» **Data entries**
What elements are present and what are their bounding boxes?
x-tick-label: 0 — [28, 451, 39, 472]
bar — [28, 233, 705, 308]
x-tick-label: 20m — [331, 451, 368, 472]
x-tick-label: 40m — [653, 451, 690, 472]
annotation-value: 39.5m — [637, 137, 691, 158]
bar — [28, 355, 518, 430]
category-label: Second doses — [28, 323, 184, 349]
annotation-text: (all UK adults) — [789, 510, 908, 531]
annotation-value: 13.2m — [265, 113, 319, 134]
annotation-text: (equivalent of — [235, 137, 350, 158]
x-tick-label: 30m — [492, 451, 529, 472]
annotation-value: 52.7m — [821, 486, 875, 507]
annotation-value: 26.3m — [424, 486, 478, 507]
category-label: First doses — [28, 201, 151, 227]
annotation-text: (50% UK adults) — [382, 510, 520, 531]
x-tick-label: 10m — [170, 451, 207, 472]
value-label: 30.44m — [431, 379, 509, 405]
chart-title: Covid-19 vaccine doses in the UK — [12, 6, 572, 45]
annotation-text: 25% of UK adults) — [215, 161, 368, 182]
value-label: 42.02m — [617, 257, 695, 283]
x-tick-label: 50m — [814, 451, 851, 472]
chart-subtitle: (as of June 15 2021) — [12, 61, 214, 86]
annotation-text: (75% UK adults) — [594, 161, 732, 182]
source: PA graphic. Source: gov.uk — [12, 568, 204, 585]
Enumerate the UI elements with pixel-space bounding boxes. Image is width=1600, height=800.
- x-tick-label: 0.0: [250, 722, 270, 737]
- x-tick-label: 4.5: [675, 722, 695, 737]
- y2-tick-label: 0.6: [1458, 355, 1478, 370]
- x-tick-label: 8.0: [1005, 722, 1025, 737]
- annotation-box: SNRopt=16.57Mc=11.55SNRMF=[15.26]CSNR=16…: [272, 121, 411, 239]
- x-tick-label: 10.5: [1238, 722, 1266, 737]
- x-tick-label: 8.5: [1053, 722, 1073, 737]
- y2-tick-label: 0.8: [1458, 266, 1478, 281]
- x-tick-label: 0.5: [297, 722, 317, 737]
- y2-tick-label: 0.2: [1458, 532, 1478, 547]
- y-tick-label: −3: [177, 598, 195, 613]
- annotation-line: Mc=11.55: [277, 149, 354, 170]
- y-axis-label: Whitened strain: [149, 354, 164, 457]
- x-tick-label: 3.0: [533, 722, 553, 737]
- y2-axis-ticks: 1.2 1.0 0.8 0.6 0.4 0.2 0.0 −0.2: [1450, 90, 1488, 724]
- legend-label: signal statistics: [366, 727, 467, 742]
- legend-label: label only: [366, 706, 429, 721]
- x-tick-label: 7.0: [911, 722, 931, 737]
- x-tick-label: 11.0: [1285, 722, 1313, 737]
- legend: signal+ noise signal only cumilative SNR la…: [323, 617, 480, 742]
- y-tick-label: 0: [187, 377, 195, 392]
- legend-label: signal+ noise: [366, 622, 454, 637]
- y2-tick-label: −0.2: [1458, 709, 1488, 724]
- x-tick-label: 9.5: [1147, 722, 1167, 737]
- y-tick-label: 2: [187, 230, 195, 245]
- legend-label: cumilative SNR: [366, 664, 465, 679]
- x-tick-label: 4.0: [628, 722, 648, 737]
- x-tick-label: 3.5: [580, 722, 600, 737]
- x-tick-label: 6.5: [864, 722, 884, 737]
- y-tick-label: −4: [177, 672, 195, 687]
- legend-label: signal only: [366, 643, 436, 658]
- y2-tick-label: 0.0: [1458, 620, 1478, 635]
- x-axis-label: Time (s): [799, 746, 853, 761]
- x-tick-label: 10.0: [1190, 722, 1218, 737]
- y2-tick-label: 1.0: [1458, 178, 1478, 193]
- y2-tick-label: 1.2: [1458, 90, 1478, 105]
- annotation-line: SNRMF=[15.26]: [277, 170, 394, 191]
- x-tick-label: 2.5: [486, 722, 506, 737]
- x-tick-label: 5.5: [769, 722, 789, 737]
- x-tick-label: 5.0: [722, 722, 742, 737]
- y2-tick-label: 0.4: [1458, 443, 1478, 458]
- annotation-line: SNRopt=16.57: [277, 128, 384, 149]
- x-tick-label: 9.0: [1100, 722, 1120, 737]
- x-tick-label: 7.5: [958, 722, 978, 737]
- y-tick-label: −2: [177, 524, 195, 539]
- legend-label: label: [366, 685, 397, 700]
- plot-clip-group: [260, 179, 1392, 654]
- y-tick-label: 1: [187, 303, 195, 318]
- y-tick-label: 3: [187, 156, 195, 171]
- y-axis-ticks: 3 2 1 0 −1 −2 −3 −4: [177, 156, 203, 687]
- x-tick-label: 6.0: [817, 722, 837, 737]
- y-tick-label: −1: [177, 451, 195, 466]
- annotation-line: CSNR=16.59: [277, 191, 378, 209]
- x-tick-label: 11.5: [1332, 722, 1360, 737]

» **Problem description**
Copy all of the data above line for line, changing nothing.

» **Response below**
What elements are present and what are their bounding boxes?
x-tick-label: 0 — [28, 451, 39, 472]
bar — [28, 233, 705, 308]
x-tick-label: 20m — [331, 451, 368, 472]
x-tick-label: 40m — [653, 451, 690, 472]
annotation-value: 39.5m — [637, 137, 691, 158]
bar — [28, 355, 518, 430]
category-label: Second doses — [28, 323, 184, 349]
annotation-text: (all UK adults) — [789, 510, 908, 531]
annotation-value: 13.2m — [265, 113, 319, 134]
annotation-text: (equivalent of — [235, 137, 350, 158]
x-tick-label: 30m — [492, 451, 529, 472]
annotation-value: 52.7m — [821, 486, 875, 507]
annotation-value: 26.3m — [424, 486, 478, 507]
category-label: First doses — [28, 201, 151, 227]
annotation-text: (50% UK adults) — [382, 510, 520, 531]
x-tick-label: 10m — [170, 451, 207, 472]
value-label: 30.44m — [431, 379, 509, 405]
chart-title: Covid-19 vaccine doses in the UK — [12, 6, 572, 45]
annotation-text: 25% of UK adults) — [215, 161, 368, 182]
value-label: 42.02m — [617, 257, 695, 283]
x-tick-label: 50m — [814, 451, 851, 472]
chart-subtitle: (as of June 15 2021) — [12, 61, 214, 86]
annotation-text: (75% UK adults) — [594, 161, 732, 182]
source: PA graphic. Source: gov.uk — [12, 568, 204, 585]
Enumerate the UI elements with pixel-space bounding boxes. Image is width=1600, height=800.
- x-tick-label: 0.0: [250, 722, 270, 737]
- x-tick-label: 4.5: [675, 722, 695, 737]
- y2-tick-label: 0.6: [1458, 355, 1478, 370]
- x-tick-label: 8.0: [1005, 722, 1025, 737]
- annotation-box: SNRopt=16.57Mc=11.55SNRMF=[15.26]CSNR=16…: [272, 121, 411, 239]
- x-tick-label: 10.5: [1238, 722, 1266, 737]
- x-tick-label: 8.5: [1053, 722, 1073, 737]
- y2-tick-label: 0.8: [1458, 266, 1478, 281]
- x-tick-label: 0.5: [297, 722, 317, 737]
- y2-tick-label: 0.2: [1458, 532, 1478, 547]
- y-tick-label: −3: [177, 598, 195, 613]
- annotation-line: Mc=11.55: [277, 149, 354, 170]
- y-axis-label: Whitened strain: [149, 354, 164, 457]
- x-tick-label: 3.0: [533, 722, 553, 737]
- y2-axis-ticks: 1.2 1.0 0.8 0.6 0.4 0.2 0.0 −0.2: [1450, 90, 1488, 724]
- legend-label: signal statistics: [366, 727, 467, 742]
- legend-label: label only: [366, 706, 429, 721]
- x-tick-label: 7.0: [911, 722, 931, 737]
- x-tick-label: 11.0: [1285, 722, 1313, 737]
- legend: signal+ noise signal only cumilative SNR la…: [323, 617, 480, 742]
- y-tick-label: 0: [187, 377, 195, 392]
- legend-label: signal+ noise: [366, 622, 454, 637]
- y2-tick-label: −0.2: [1458, 709, 1488, 724]
- x-tick-label: 9.5: [1147, 722, 1167, 737]
- y-tick-label: 2: [187, 230, 195, 245]
- legend-label: cumilative SNR: [366, 664, 465, 679]
- x-tick-label: 4.0: [628, 722, 648, 737]
- x-tick-label: 3.5: [580, 722, 600, 737]
- x-tick-label: 6.5: [864, 722, 884, 737]
- y-tick-label: −4: [177, 672, 195, 687]
- legend-label: signal only: [366, 643, 436, 658]
- y2-tick-label: 0.0: [1458, 620, 1478, 635]
- x-axis-label: Time (s): [799, 746, 853, 761]
- x-tick-label: 10.0: [1190, 722, 1218, 737]
- y2-tick-label: 1.0: [1458, 178, 1478, 193]
- y2-tick-label: 1.2: [1458, 90, 1478, 105]
- annotation-line: SNRMF=[15.26]: [277, 170, 394, 191]
- x-tick-label: 2.5: [486, 722, 506, 737]
- x-tick-label: 5.5: [769, 722, 789, 737]
- x-tick-label: 5.0: [722, 722, 742, 737]
- y2-tick-label: 0.4: [1458, 443, 1478, 458]
- annotation-line: SNRopt=16.57: [277, 128, 384, 149]
- x-tick-label: 9.0: [1100, 722, 1120, 737]
- x-tick-label: 7.5: [958, 722, 978, 737]
- y-tick-label: −2: [177, 524, 195, 539]
- legend-label: label: [366, 685, 397, 700]
- plot-clip-group: [260, 179, 1392, 654]
- y-tick-label: 1: [187, 303, 195, 318]
- y-tick-label: 3: [187, 156, 195, 171]
- y-axis-ticks: 3 2 1 0 −1 −2 −3 −4: [177, 156, 203, 687]
- x-tick-label: 6.0: [817, 722, 837, 737]
- y-tick-label: −1: [177, 451, 195, 466]
- annotation-line: CSNR=16.59: [277, 191, 378, 209]
- x-tick-label: 11.5: [1332, 722, 1360, 737]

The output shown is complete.